▶

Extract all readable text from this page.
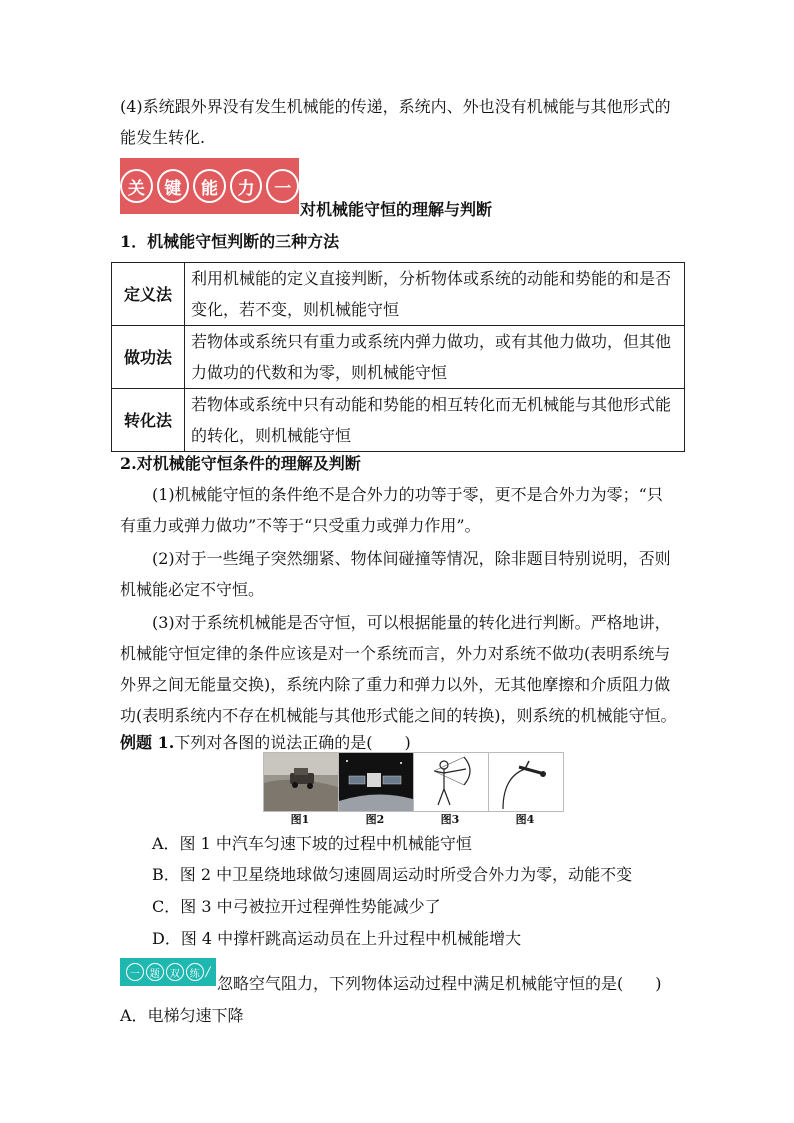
(4)系统跟外界没有发生机械能的传递，系统内、外也没有机械能与其他形式的
能发生转化.
关	键	能	力	一
对机械能守恒的理解与判断
1．机械能守恒判断的三种方法
定义法	利用机械能的定义直接判断，分析物体或系统的动能和势能的和是否
变化，若不变，则机械能守恒

做功法	若物体或系统只有重力或系统内弹力做功，或有其他力做功，但其他
力做功的代数和为零，则机械能守恒

转化法	若物体或系统中只有动能和势能的相互转化而无机械能与其他形式能
的转化，则机械能守恒
2.对机械能守恒条件的理解及判断
(1)机械能守恒的条件绝不是合外力的功等于零，更不是合外力为零；“只
有重力或弹力做功”不等于“只受重力或弹力作用”。
(2)对于一些绳子突然绷紧、物体间碰撞等情况，除非题目特别说明，否则
机械能必定不守恒。
(3)对于系统机械能是否守恒，可以根据能量的转化进行判断。严格地讲，
机械能守恒定律的条件应该是对一个系统而言，外力对系统不做功(表明系统与
外界之间无能量交换)，系统内除了重力和弹力以外，无其他摩擦和介质阻力做
功(表明系统内不存在机械能与其他形式能之间的转换)，则系统的机械能守恒。
例题 1.下列对各图的说法正确的是(　　)
图1	图2	图3	图4
A．图 1 中汽车匀速下坡的过程中机械能守恒
B．图 2 中卫星绕地球做匀速圆周运动时所受合外力为零，动能不变
C．图 3 中弓被拉开过程弹性势能减少了
D．图 4 中撑杆跳高运动员在上升过程中机械能增大
一	题	双	练 /
忽略空气阻力，下列物体运动过程中满足机械能守恒的是(　　)
A．电梯匀速下降
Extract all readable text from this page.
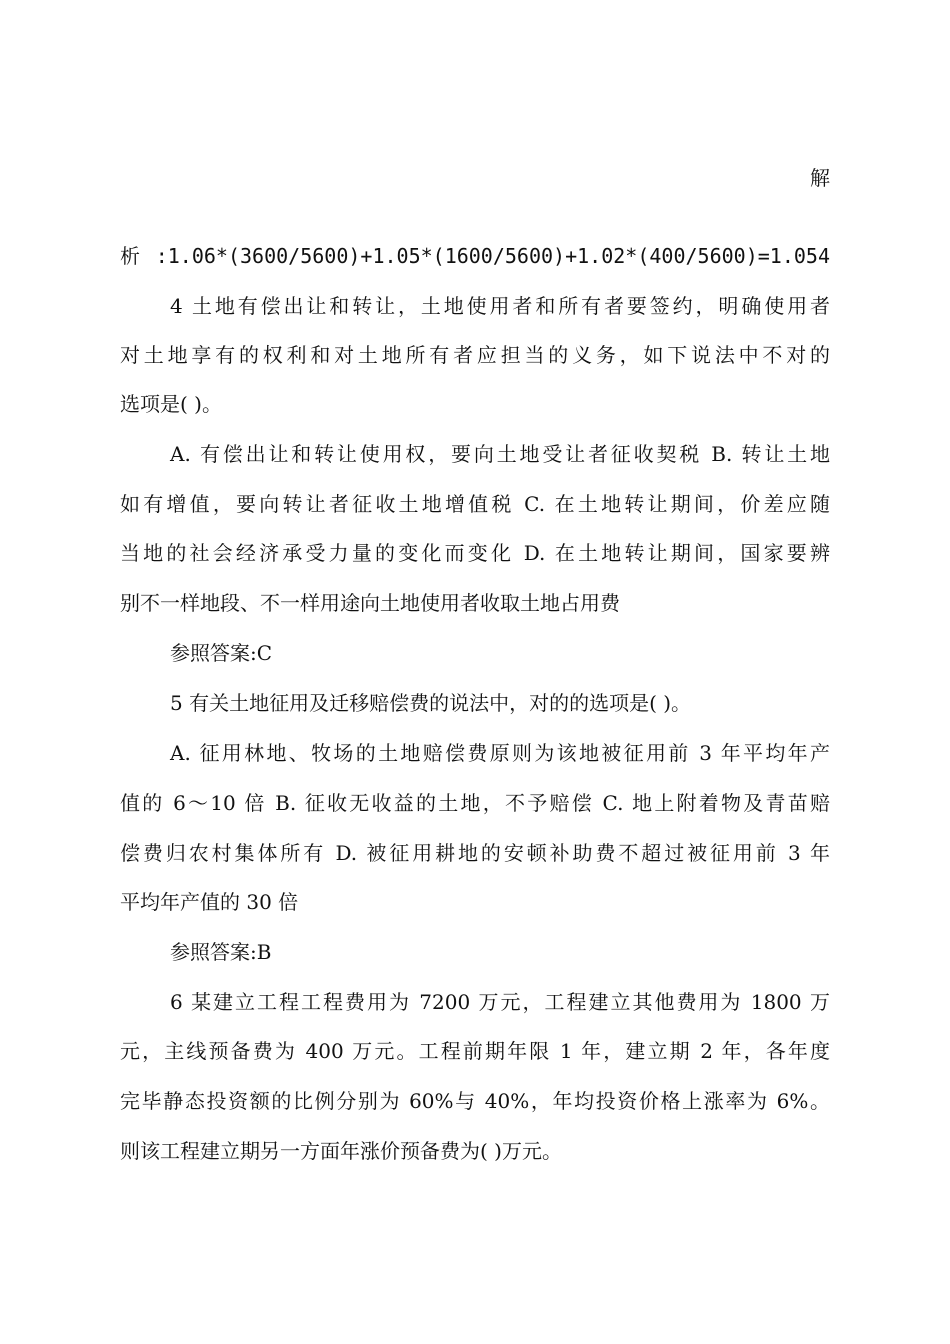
解
析:1.06*(3600/5600)+1.05*(1600/5600)+1.02*(400/5600)=1.054
4 土地有偿出让和转让，土地使用者和所有者要签约，明确使用者
对土地享有的权利和对土地所有者应担当的义务，如下说法中不对的
选项是( )。
A. 有偿出让和转让使用权，要向土地受让者征收契税 B. 转让土地
如有增值，要向转让者征收土地增值税 C. 在土地转让期间，价差应随
当地的社会经济承受力量的变化而变化 D. 在土地转让期间，国家要辨
别不一样地段、不一样用途向土地使用者收取土地占用费
参照答案:C
5 有关土地征用及迁移赔偿费的说法中，对的的选项是( )。
A. 征用林地、牧场的土地赔偿费原则为该地被征用前 3 年平均年产
值的 6～10 倍 B. 征收无收益的土地，不予赔偿 C. 地上附着物及青苗赔
偿费归农村集体所有 D. 被征用耕地的安顿补助费不超过被征用前 3 年
平均年产值的 30 倍
参照答案:B
6 某建立工程工程费用为 7200 万元，工程建立其他费用为 1800 万
元，主线预备费为 400 万元。工程前期年限 1 年，建立期 2 年，各年度
完毕静态投资额的比例分别为 60%与 40%，年均投资价格上涨率为 6%。
则该工程建立期另一方面年涨价预备费为( )万元。
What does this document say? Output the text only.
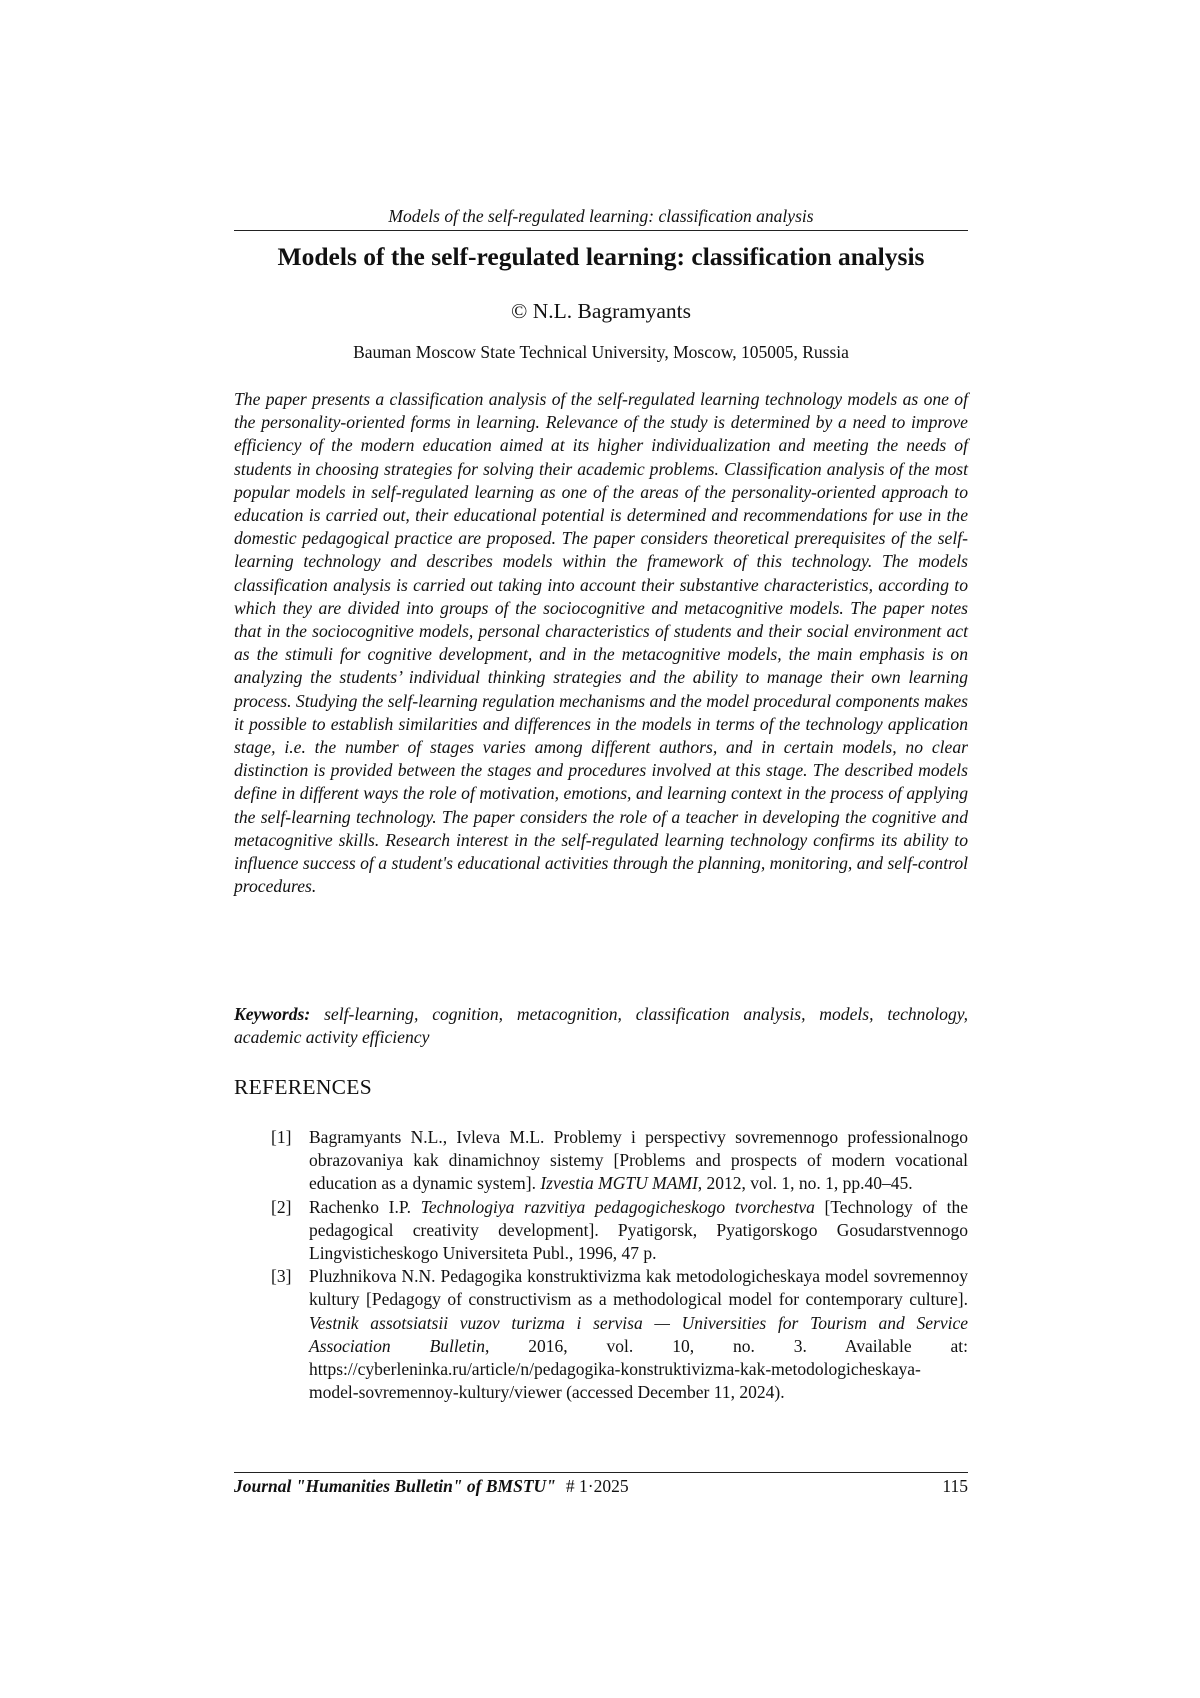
Models of the self-regulated learning: classification analysis
Models of the self-regulated learning: classification analysis
© N.L. Bagramyants
Bauman Moscow State Technical University, Moscow, 105005, Russia

The paper presents a classification analysis of the self-regulated learning technology models as one of the personality-oriented forms in learning. Relevance of the study is determined by a need to improve efficiency of the modern education aimed at its higher individualization and meeting the needs of students in choosing strategies for solving their academic problems. Classification analysis of the most popular models in self-regulated learning as one of the areas of the personality-oriented approach to education is carried out, their educational potential is determined and recommendations for use in the domestic pedagogical practice are proposed. The paper considers theoretical prerequisites of the self-learning technology and describes models within the framework of this technology. The models classification analysis is carried out taking into account their substantive characteristics, according to which they are divided into groups of the sociocognitive and metacognitive models. The paper notes that in the sociocognitive models, personal characteristics of students and their social environment act as the stimuli for cognitive development, and in the metacognitive models, the main emphasis is on analyzing the students’ individual thinking strategies and the ability to manage their own learning process. Studying the self-learning regulation mechanisms and the model procedural components makes it possible to establish similarities and differences in the models in terms of the technology application stage, i.e. the number of stages varies among different authors, and in certain models, no clear distinction is provided between the stages and procedures involved at this stage. The described models define in different ways the role of motivation, emotions, and learning context in the process of applying the self-learning technology. The paper considers the role of a teacher in developing the cognitive and metacognitive skills. Research interest in the self-regulated learning technology confirms its ability to influence success of a student's educational activities through the planning, monitoring, and self-control procedures.

Keywords: self-learning, cognition, metacognition, classification analysis, models, technology, academic activity efficiency

REFERENCES
[1] Bagramyants N.L., Ivleva M.L. Problemy i perspectivy sovremennogo professionalnogo obrazovaniya kak dinamichnoy sistemy [Problems and prospects of modern vocational education as a dynamic system]. Izvestia MGTU MAMI, 2012, vol. 1, no. 1, pp.40–45.
[2] Rachenko I.P. Technologiya razvitiya pedagogicheskogo tvorchestva [Technology of the pedagogical creativity development]. Pyatigorsk, Pyatigorskogo Gosudarstvennogo Lingvisticheskogo Universiteta Publ., 1996, 47 p.
[3] Pluzhnikova N.N. Pedagogika konstruktivizma kak metodologicheskaya model sovremennoy kultury [Pedagogy of constructivism as a methodological model for contemporary culture]. Vestnik assotsiatsii vuzov turizma i servisa — Universities for Tourism and Service Association Bulletin, 2016, vol. 10, no. 3. Available at: https://cyberleninka.ru/article/n/pedagogika-konstruktivizma-kak-metodologicheskaya-model-sovremennoy-kultury/viewer (accessed December 11, 2024).
Journal "Humanities Bulletin" of BMSTU" # 1·2025	115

◀

Gather up every line from the listing above in which the word "则机械能守恒" occurs.

→ ANSWER TO THIS EXERCISE:
变化，若不变，则机械能守恒
力做功的代数和为零，则机械能守恒
的转化，则机械能守恒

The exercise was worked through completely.